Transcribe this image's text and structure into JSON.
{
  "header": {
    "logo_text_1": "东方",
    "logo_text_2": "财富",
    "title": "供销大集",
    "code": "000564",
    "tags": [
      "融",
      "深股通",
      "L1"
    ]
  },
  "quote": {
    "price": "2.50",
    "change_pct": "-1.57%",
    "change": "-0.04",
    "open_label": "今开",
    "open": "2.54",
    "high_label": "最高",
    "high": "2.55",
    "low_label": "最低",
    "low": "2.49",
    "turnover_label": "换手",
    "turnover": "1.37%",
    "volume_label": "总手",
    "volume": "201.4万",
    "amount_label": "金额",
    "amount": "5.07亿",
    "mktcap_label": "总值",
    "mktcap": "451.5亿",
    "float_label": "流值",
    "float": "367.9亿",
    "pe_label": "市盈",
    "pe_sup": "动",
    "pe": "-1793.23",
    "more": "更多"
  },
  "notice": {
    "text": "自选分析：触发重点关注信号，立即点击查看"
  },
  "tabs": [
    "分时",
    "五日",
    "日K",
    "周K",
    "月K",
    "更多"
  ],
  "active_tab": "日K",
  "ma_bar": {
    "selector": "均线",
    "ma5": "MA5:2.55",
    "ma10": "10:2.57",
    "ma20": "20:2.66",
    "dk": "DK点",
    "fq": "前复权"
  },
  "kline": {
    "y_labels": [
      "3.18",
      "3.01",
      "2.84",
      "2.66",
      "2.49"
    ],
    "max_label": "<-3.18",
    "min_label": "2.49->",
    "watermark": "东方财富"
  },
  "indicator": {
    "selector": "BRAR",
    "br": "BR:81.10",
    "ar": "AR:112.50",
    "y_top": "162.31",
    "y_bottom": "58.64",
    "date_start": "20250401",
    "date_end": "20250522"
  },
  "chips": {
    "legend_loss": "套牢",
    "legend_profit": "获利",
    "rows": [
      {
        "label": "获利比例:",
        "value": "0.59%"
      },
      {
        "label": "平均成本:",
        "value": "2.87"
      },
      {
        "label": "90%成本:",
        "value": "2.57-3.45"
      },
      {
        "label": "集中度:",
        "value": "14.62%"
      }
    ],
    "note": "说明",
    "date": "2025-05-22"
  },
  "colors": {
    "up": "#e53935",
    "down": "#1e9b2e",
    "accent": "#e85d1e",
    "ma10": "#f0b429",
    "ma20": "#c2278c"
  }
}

++++

* GIVEN INSTRUCTION:
Count the lines of the data that contain the string "value", and reply with that number alone.

* WRITTEN RESPONSE:
4